* Begin SUPPLIED RECORDS *

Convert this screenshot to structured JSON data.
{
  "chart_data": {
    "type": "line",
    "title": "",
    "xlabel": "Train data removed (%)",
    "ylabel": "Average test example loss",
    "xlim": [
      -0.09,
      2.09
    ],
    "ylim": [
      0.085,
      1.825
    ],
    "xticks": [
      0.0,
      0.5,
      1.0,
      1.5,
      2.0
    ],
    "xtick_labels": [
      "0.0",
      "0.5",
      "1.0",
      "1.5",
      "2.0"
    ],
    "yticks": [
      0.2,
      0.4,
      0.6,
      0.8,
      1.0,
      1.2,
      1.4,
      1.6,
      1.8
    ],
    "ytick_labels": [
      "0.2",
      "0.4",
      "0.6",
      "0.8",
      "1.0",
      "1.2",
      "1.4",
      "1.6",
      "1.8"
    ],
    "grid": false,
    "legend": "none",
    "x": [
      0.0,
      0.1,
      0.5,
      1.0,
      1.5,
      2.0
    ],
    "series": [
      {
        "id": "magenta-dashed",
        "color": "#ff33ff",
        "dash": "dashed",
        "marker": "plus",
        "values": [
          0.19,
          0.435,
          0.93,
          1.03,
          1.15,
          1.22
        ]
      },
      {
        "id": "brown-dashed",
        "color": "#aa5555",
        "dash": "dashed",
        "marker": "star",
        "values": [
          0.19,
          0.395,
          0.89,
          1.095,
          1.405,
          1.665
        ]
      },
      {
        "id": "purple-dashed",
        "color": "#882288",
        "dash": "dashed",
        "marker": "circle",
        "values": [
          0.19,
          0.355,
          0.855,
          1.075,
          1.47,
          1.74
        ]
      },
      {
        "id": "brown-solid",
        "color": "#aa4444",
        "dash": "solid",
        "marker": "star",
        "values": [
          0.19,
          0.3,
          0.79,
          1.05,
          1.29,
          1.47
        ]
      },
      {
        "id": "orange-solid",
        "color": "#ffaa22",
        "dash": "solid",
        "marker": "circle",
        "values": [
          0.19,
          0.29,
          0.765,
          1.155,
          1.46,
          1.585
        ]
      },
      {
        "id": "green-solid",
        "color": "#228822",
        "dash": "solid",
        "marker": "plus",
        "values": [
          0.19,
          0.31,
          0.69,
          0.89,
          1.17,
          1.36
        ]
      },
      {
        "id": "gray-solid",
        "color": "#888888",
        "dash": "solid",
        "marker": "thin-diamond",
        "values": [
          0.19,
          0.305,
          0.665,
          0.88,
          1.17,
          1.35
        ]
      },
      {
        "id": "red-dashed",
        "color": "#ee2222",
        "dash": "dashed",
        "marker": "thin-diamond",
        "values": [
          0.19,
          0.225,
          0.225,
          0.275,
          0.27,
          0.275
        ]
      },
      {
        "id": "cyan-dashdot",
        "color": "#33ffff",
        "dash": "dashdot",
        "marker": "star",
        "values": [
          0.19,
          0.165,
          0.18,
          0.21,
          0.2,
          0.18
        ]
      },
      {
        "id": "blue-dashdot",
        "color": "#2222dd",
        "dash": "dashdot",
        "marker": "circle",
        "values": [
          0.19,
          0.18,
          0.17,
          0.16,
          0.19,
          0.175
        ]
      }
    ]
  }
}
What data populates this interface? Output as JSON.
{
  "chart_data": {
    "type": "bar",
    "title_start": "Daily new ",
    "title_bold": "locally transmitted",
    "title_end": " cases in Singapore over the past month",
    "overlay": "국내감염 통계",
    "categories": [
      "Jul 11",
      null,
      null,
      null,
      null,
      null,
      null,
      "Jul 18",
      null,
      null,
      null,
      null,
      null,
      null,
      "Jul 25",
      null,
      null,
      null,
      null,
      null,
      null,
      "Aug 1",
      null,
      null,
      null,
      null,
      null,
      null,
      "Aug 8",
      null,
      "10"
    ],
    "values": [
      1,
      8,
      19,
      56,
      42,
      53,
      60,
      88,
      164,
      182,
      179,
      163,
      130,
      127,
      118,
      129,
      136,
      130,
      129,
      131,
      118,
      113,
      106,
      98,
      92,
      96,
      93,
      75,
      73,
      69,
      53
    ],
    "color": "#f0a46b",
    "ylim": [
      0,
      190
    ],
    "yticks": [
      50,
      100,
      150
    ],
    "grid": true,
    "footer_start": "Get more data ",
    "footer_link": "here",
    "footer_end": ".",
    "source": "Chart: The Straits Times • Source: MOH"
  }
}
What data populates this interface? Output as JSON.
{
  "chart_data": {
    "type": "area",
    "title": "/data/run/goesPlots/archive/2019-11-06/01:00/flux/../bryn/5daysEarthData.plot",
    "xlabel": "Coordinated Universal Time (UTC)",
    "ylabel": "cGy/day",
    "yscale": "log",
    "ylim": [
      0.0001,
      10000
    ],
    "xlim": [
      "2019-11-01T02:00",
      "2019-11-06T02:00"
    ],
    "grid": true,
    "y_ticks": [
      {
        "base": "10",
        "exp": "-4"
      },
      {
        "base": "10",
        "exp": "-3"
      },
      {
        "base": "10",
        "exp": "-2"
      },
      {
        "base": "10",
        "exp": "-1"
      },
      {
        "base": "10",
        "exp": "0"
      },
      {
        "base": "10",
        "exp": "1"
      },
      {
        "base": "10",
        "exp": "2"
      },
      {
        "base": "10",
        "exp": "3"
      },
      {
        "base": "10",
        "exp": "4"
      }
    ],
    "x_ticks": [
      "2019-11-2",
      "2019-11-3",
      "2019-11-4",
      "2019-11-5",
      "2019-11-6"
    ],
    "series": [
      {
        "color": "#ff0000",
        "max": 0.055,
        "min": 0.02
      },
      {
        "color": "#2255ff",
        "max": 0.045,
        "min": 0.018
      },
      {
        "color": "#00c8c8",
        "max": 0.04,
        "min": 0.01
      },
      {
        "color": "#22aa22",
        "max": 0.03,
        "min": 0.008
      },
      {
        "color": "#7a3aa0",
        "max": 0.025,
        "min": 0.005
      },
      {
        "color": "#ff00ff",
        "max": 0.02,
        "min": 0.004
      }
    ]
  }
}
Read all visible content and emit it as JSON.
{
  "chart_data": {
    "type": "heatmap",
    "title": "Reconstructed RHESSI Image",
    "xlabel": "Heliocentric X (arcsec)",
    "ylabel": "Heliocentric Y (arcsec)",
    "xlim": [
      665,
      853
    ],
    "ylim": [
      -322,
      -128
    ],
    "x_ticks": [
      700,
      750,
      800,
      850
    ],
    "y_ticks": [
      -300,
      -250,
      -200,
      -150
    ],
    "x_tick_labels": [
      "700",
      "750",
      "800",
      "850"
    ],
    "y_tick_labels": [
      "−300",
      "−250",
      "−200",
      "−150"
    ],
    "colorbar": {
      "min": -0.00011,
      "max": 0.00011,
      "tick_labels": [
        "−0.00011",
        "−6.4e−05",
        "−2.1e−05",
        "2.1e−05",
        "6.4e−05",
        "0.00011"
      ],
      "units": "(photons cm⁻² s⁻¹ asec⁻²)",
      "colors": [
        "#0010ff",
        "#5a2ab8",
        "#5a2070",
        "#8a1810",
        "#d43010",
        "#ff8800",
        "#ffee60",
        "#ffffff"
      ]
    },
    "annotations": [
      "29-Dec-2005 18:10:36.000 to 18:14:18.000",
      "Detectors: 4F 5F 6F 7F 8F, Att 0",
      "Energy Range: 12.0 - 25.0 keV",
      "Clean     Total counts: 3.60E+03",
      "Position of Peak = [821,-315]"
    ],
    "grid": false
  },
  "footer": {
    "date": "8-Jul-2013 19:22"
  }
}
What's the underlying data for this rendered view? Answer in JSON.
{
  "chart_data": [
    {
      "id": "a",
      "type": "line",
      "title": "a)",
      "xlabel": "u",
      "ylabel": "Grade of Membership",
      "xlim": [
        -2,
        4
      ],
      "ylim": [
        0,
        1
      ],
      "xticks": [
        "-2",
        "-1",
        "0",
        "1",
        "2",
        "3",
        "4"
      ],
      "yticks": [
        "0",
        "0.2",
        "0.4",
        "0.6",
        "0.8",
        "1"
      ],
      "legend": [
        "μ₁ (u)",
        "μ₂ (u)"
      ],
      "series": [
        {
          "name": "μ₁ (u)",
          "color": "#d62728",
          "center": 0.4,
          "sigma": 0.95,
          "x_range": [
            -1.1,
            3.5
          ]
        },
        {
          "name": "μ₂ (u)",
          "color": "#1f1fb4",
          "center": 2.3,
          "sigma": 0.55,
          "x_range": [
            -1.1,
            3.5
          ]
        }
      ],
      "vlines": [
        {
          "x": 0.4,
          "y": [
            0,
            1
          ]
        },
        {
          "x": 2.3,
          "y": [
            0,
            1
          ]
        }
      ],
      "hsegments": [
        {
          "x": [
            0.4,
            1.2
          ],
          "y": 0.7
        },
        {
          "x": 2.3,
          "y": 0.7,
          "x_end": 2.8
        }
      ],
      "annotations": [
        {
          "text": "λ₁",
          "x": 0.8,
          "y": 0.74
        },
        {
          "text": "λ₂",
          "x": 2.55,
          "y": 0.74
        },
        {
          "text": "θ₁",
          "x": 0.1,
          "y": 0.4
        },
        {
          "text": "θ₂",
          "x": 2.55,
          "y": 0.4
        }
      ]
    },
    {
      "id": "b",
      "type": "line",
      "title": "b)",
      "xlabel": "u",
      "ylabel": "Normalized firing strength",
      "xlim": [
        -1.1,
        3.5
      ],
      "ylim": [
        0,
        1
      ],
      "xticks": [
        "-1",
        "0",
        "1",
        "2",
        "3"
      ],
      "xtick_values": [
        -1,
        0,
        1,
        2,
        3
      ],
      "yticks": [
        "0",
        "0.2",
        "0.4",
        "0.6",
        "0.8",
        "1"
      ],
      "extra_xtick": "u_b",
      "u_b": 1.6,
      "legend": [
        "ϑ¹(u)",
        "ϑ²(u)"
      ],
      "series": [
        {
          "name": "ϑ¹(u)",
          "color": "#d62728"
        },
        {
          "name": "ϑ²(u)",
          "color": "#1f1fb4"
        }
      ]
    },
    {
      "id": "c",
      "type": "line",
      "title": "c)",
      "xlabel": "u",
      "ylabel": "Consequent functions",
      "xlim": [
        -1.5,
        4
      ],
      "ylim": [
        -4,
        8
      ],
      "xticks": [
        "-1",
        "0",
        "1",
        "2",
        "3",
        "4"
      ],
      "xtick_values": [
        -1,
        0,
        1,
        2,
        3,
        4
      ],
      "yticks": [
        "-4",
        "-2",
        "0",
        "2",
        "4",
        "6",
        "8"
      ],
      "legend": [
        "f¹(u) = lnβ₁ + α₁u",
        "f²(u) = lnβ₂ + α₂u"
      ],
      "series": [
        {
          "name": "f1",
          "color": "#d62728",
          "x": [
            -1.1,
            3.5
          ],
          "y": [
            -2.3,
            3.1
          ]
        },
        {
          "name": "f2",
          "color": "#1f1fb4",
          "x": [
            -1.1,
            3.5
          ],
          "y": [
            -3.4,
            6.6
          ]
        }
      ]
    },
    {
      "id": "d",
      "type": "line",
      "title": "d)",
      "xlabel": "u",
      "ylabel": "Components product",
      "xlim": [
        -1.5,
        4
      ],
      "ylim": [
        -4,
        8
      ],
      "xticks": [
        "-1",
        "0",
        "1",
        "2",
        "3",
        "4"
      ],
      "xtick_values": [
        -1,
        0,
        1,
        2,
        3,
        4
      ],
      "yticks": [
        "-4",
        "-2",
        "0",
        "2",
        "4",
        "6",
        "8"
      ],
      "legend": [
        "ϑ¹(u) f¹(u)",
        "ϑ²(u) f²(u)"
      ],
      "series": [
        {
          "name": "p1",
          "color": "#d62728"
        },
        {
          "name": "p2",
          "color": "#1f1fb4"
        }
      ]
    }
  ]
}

* End SUPPLIED RECORDS *

### PROBLEM TO SOLVE
Copy out every line from the material above in which the word "ylabel" appears.

### CORRECT ANSWER
    "ylabel": "Average test example loss",
    "ylabel": "cGy/day",
    "ylabel": "Heliocentric Y (arcsec)",
      "ylabel": "Grade of Membership",
      "ylabel": "Normalized firing strength",
      "ylabel": "Consequent functions",
      "ylabel": "Components product",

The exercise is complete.